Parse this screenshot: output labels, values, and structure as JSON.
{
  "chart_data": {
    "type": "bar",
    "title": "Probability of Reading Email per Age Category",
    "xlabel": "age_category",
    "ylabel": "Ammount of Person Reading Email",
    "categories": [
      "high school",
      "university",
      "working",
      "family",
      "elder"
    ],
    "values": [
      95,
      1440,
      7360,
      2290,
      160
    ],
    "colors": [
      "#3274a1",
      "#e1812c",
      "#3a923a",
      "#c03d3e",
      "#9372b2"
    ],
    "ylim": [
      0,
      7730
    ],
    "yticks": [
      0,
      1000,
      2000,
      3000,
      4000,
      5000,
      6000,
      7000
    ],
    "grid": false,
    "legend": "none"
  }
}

++++++

▸ **THE TASK**
Write out every entry exactly as given.

▸ **ANSWER TO THE EXERCISE**
Parse this screenshot: output labels, values, and structure as JSON.
{
  "chart_data": {
    "type": "bar",
    "title": "Probability of Reading Email per Age Category",
    "xlabel": "age_category",
    "ylabel": "Ammount of Person Reading Email",
    "categories": [
      "high school",
      "university",
      "working",
      "family",
      "elder"
    ],
    "values": [
      95,
      1440,
      7360,
      2290,
      160
    ],
    "colors": [
      "#3274a1",
      "#e1812c",
      "#3a923a",
      "#c03d3e",
      "#9372b2"
    ],
    "ylim": [
      0,
      7730
    ],
    "yticks": [
      0,
      1000,
      2000,
      3000,
      4000,
      5000,
      6000,
      7000
    ],
    "grid": false,
    "legend": "none"
  }
}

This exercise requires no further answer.